**MATERIAL PROVIDED:**

** BEGIN **

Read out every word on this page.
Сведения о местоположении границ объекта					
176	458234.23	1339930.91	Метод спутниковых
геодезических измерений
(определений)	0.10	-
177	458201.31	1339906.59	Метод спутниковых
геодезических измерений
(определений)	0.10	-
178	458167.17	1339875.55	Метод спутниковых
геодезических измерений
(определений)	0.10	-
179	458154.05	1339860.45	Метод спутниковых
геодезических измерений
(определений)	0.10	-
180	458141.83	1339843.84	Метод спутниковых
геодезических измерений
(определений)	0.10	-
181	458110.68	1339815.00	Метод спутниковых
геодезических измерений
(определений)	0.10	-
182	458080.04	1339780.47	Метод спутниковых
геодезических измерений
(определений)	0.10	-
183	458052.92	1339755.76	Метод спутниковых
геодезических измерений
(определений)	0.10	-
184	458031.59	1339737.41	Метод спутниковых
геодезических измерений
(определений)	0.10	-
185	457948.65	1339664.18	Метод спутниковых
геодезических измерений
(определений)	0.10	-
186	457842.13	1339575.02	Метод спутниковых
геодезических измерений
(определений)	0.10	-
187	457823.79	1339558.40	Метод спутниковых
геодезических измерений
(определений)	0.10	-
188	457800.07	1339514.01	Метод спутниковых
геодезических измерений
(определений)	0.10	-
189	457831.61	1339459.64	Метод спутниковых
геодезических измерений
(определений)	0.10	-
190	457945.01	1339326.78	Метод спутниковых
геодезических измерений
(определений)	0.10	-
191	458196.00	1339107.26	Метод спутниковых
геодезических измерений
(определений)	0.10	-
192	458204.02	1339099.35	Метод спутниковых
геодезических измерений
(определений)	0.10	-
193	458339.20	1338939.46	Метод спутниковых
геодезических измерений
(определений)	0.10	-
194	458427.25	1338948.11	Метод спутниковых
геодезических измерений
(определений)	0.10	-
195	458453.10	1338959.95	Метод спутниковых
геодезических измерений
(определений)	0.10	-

** END **

**OBJECTIVE:**
Set all of the records down again, exactly as they stand.

**ANSWER IN FULL:**
Read out every word on this page.
Сведения о местоположении границ объекта					
176	458234.23	1339930.91	Метод спутниковых
геодезических измерений
(определений)	0.10	-
177	458201.31	1339906.59	Метод спутниковых
геодезических измерений
(определений)	0.10	-
178	458167.17	1339875.55	Метод спутниковых
геодезических измерений
(определений)	0.10	-
179	458154.05	1339860.45	Метод спутниковых
геодезических измерений
(определений)	0.10	-
180	458141.83	1339843.84	Метод спутниковых
геодезических измерений
(определений)	0.10	-
181	458110.68	1339815.00	Метод спутниковых
геодезических измерений
(определений)	0.10	-
182	458080.04	1339780.47	Метод спутниковых
геодезических измерений
(определений)	0.10	-
183	458052.92	1339755.76	Метод спутниковых
геодезических измерений
(определений)	0.10	-
184	458031.59	1339737.41	Метод спутниковых
геодезических измерений
(определений)	0.10	-
185	457948.65	1339664.18	Метод спутниковых
геодезических измерений
(определений)	0.10	-
186	457842.13	1339575.02	Метод спутниковых
геодезических измерений
(определений)	0.10	-
187	457823.79	1339558.40	Метод спутниковых
геодезических измерений
(определений)	0.10	-
188	457800.07	1339514.01	Метод спутниковых
геодезических измерений
(определений)	0.10	-
189	457831.61	1339459.64	Метод спутниковых
геодезических измерений
(определений)	0.10	-
190	457945.01	1339326.78	Метод спутниковых
геодезических измерений
(определений)	0.10	-
191	458196.00	1339107.26	Метод спутниковых
геодезических измерений
(определений)	0.10	-
192	458204.02	1339099.35	Метод спутниковых
геодезических измерений
(определений)	0.10	-
193	458339.20	1338939.46	Метод спутниковых
геодезических измерений
(определений)	0.10	-
194	458427.25	1338948.11	Метод спутниковых
геодезических измерений
(определений)	0.10	-
195	458453.10	1338959.95	Метод спутниковых
геодезических измерений
(определений)	0.10	-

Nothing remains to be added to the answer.